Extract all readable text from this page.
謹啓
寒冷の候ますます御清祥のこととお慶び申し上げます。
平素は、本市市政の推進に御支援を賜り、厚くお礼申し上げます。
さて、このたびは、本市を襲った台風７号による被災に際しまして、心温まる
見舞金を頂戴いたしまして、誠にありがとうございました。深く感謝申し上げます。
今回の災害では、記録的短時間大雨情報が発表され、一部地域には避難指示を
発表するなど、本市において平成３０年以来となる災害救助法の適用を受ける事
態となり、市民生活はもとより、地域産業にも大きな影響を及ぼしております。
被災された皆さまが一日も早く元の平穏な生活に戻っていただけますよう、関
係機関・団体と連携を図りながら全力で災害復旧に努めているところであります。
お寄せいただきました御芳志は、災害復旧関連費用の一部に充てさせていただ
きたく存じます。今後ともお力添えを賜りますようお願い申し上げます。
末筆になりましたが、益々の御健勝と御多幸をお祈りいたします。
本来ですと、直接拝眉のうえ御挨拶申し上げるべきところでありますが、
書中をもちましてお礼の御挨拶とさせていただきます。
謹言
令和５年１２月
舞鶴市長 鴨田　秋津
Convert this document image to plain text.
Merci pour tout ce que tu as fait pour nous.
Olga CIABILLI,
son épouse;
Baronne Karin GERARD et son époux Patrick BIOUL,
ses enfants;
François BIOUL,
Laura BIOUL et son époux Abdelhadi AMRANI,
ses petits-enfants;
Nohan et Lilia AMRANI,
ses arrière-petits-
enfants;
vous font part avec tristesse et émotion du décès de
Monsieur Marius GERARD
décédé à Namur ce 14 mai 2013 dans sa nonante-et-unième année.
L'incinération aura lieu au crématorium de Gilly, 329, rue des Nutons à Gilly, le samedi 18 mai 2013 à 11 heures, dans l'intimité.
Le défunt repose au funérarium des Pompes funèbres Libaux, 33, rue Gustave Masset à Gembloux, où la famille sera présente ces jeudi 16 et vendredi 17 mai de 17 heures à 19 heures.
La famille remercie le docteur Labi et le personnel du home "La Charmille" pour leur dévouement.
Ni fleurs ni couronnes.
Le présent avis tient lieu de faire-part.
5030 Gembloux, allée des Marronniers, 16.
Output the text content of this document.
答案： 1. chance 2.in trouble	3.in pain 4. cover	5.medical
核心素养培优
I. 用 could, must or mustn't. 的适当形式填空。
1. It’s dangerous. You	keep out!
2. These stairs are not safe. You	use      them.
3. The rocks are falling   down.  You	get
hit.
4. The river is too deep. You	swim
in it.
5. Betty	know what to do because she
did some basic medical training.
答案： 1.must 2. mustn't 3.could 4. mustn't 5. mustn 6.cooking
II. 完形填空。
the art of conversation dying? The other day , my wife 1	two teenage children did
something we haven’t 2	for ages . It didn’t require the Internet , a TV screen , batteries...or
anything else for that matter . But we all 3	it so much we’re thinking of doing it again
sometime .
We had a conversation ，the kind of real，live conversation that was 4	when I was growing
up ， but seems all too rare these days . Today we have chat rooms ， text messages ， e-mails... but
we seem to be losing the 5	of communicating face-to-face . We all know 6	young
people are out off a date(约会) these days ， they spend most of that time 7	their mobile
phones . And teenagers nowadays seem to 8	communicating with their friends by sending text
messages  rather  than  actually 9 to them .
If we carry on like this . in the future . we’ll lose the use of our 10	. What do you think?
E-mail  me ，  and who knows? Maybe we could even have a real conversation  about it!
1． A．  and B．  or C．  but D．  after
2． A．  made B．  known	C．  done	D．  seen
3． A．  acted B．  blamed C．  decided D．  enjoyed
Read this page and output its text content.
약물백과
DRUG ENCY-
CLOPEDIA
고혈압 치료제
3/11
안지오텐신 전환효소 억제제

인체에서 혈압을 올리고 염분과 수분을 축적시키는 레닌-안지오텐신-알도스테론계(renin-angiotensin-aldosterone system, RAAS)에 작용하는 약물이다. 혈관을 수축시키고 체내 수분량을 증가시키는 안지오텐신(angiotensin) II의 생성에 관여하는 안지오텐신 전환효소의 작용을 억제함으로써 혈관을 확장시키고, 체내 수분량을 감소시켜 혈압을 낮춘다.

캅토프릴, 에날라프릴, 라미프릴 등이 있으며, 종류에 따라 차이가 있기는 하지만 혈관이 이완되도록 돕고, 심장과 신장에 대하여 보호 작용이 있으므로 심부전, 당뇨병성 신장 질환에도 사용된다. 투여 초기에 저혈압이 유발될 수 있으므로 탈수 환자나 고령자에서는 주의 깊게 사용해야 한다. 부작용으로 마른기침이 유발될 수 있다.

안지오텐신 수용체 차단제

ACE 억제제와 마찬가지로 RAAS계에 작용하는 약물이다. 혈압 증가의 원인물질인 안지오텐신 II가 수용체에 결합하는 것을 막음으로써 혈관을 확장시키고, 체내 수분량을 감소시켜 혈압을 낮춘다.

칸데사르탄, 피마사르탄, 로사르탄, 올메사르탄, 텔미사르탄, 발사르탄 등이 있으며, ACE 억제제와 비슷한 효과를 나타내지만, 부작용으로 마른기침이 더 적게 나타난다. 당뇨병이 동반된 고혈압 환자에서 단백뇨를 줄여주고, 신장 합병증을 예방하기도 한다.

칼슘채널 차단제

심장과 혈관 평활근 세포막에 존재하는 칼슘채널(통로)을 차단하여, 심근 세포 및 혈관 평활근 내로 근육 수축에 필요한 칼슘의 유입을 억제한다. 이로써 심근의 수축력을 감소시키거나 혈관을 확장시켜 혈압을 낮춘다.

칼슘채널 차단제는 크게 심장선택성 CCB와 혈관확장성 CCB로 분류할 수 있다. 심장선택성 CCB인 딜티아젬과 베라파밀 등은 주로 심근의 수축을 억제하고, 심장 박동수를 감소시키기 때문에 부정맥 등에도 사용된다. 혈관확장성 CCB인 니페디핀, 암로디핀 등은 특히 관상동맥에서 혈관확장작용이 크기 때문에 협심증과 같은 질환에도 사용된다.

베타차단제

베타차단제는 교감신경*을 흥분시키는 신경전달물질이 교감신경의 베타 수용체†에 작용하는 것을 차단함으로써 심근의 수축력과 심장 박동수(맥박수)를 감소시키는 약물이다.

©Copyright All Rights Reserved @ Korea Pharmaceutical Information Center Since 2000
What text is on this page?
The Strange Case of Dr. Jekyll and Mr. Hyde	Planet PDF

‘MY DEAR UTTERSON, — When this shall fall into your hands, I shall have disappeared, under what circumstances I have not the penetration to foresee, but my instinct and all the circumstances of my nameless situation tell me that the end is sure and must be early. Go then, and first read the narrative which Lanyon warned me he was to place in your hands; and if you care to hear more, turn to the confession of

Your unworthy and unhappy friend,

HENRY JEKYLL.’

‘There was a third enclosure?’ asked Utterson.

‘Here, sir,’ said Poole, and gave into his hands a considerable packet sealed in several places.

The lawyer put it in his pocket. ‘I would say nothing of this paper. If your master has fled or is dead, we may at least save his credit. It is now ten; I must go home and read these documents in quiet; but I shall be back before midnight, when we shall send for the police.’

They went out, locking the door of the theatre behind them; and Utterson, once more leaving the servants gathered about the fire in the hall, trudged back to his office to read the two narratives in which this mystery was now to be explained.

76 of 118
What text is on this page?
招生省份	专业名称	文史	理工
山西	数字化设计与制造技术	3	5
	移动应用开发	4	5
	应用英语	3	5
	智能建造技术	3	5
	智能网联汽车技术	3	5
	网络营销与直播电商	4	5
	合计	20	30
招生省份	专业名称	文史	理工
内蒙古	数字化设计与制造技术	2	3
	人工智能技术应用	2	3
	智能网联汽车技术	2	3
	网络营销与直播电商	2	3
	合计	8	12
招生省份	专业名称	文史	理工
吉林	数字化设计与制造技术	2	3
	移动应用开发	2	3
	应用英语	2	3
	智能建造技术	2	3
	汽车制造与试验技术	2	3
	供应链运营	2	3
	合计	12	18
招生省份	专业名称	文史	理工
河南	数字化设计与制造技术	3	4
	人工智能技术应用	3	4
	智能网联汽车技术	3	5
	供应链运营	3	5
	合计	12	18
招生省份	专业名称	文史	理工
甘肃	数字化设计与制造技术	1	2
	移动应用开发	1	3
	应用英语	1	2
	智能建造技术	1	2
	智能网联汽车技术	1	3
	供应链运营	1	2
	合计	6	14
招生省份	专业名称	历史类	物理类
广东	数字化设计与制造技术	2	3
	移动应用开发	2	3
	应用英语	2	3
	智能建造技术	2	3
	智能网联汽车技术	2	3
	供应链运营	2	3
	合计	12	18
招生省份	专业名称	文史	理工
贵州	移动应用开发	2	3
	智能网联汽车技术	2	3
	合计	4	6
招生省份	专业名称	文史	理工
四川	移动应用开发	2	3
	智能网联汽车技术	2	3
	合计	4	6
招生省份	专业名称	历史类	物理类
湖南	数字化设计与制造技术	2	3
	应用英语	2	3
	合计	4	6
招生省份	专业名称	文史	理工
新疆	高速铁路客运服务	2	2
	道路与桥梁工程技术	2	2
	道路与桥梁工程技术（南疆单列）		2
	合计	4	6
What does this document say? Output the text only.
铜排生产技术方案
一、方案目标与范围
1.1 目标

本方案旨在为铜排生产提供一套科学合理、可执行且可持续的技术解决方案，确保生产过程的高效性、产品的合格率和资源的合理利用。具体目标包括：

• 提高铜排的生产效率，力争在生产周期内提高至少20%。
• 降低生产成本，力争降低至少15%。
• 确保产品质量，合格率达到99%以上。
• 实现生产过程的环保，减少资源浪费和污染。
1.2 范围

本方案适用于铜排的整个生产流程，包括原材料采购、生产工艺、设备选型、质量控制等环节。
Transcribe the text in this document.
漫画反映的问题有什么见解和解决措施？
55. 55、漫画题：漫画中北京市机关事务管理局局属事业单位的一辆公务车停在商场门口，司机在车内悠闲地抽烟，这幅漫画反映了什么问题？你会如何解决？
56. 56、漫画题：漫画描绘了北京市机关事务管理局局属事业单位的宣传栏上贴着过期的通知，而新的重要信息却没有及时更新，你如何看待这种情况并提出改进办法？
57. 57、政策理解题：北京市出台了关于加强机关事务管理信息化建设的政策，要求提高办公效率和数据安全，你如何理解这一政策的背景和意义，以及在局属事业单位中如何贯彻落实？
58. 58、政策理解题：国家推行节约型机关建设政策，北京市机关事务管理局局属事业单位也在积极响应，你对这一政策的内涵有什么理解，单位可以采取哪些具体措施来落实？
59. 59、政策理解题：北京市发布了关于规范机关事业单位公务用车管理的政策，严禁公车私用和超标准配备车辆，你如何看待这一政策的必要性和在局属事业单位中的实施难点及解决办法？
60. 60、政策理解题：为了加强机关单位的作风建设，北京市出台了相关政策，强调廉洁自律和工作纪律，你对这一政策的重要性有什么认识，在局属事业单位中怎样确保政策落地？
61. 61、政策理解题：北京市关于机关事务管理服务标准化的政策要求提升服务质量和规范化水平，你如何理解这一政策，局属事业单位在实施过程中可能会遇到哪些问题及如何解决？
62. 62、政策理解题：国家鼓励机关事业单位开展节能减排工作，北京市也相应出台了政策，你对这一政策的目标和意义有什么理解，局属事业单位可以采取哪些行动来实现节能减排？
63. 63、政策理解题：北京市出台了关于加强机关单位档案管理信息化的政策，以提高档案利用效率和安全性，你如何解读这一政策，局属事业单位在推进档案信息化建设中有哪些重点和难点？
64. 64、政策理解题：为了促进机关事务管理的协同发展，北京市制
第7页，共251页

■ ■ ■

Point out every line holding the string "智能建造技术" and copy it.

◆ **Problem solution**:
	智能建造技术	3	5
	智能建造技术	2	3
	智能建造技术	1	2
	智能建造技术	2	3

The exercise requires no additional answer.